— START INPUT DATA —

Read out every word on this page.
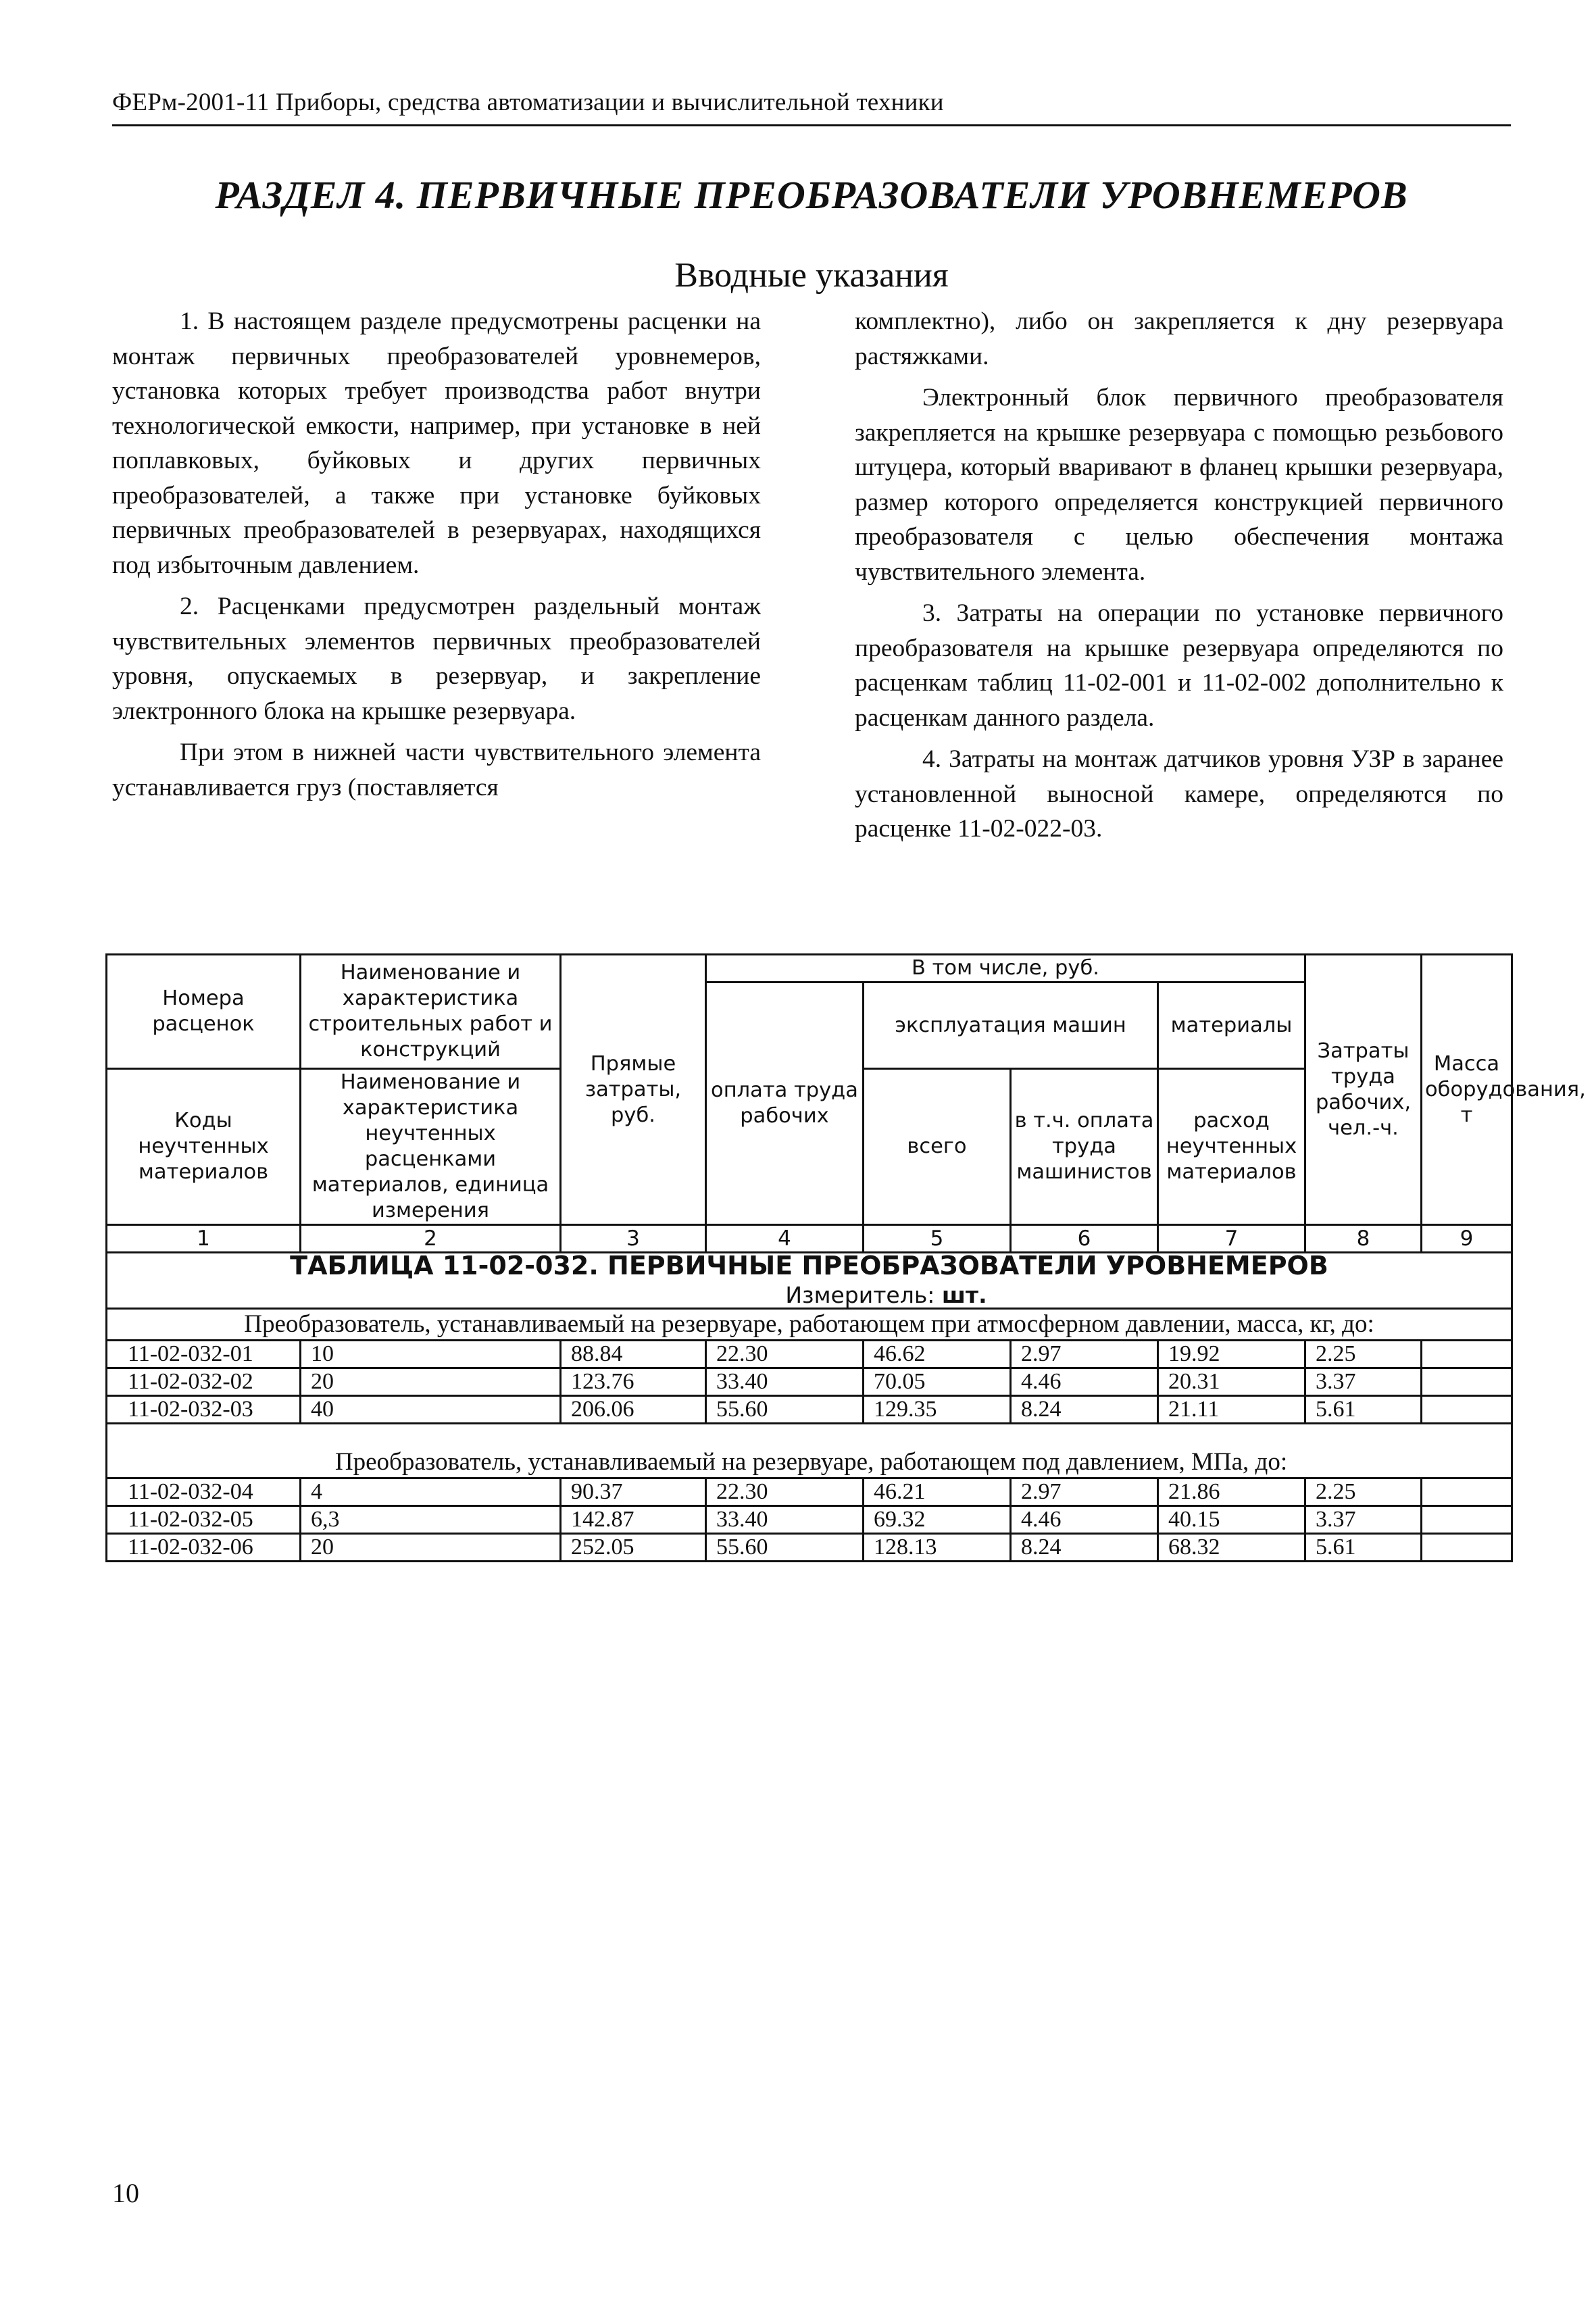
ФЕРм-2001-11 Приборы, средства автоматизации и вычислительной техники
РАЗДЕЛ 4. ПЕРВИЧНЫЕ ПРЕОБРАЗОВАТЕЛИ УРОВНЕМЕРОВ
Вводные указания

1. В настоящем разделе предусмотрены расценки на монтаж первичных преобразователей уровнемеров, установка которых требует производства работ внутри технологической емкости, например, при установке в ней поплавковых, буйковых и других первичных преобразователей, а также при установке буйковых первичных преобразователей в резервуарах, находящихся под избыточным давлением.

2. Расценками предусмотрен раздельный монтаж чувствительных элементов первичных преобразователей уровня, опускаемых в резервуар, и закрепление электронного блока на крышке резервуара.

При этом в нижней части чувствительного элемента устанавливается груз (поставляется

комплектно), либо он закрепляется к дну резервуара растяжками.

Электронный блок первичного преобразователя закрепляется на крышке резервуара с помощью резьбового штуцера, который вваривают в фланец крышки резервуара, размер которого определяется конструкцией первичного преобразователя с целью обеспечения монтажа чувствительного элемента.

3. Затраты на операции по установке первичного преобразователя на крышке резервуара определяются по расценкам таблиц 11-02-001 и 11-02-002 дополнительно к расценкам данного раздела.

4. Затраты на монтаж датчиков уровня УЗР в заранее установленной выносной камере, определяются по расценке 11-02-022-03.

Номера расценок	Наименование и характеристика строительных работ и конструкций	Прямые затраты, руб.	В том числе, руб.				Затраты труда рабочих, чел.-ч.	Масса оборудования, т
			оплата труда рабочих	эксплуатация машин		материалы		
Коды неучтенных материалов	Наименование и характеристика неучтенных расценками материалов, единица измерения			всего	в т.ч. оплата труда машинистов	расход неучтенных материалов		
1	2	3	4	5	6	7	8	9

ТАБЛИЦА 11-02-032. ПЕРВИЧНЫЕ ПРЕОБРАЗОВАТЕЛИ УРОВНЕМЕРОВ
Измеритель: шт.								

Преобразователь, устанавливаемый на резервуаре, работающем при атмосферном давлении, масса, кг, до:								
11-02-032-01	10	88.84	22.30	46.62	2.97	19.92	2.25	
11-02-032-02	20	123.76	33.40	70.05	4.46	20.31	3.37	
11-02-032-03	40	206.06	55.60	129.35	8.24	21.11	5.61	
Преобразователь, устанавливаемый на резервуаре, работающем под давлением, МПа, до:								
11-02-032-04	4	90.37	22.30	46.21	2.97	21.86	2.25	
11-02-032-05	6,3	142.87	33.40	69.32	4.46	40.15	3.37	
11-02-032-06	20	252.05	55.60	128.13	8.24	68.32	5.61	
10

— END INPUT DATA —

* STATED PROBLEM *
Where a line above holds the string "первичного", show that line.

* THE COMPLETED TASK *
Электронный блок первичного преобразователя закрепляется на крышке резервуара с помощью резьбового штуцера, который вваривают в фланец крышки резервуара, размер которого определяется конструкцией первичного преобразователя с целью обеспечения монтажа чувствительного элемента.
3. Затраты на операции по установке первичного преобразователя на крышке резервуара определяются по расценкам таблиц 11-02-001 и 11-02-002 дополнительно к расценкам данного раздела.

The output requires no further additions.